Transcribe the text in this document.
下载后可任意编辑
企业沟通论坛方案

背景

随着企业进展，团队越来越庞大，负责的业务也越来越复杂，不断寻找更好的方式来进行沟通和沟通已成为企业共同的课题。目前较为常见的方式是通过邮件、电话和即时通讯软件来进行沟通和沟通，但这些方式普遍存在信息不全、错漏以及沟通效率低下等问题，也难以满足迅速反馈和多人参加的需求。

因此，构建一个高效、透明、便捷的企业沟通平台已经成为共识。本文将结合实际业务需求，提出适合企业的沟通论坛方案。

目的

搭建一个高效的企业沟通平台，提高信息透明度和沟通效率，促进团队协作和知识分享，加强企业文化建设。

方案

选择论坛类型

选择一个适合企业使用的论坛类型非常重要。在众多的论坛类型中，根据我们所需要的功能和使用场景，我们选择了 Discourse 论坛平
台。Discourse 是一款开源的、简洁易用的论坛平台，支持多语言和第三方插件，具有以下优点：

:::::

§ TASK GOAL
Pull out every line in the material above where "Discourse" occurs.

§ TASK ANSWER
选择一个适合企业使用的论坛类型非常重要。在众多的论坛类型中，根据我们所需要的功能和使用场景，我们选择了 Discourse 论坛平
台。Discourse 是一款开源的、简洁易用的论坛平台，支持多语言和第三方插件，具有以下优点：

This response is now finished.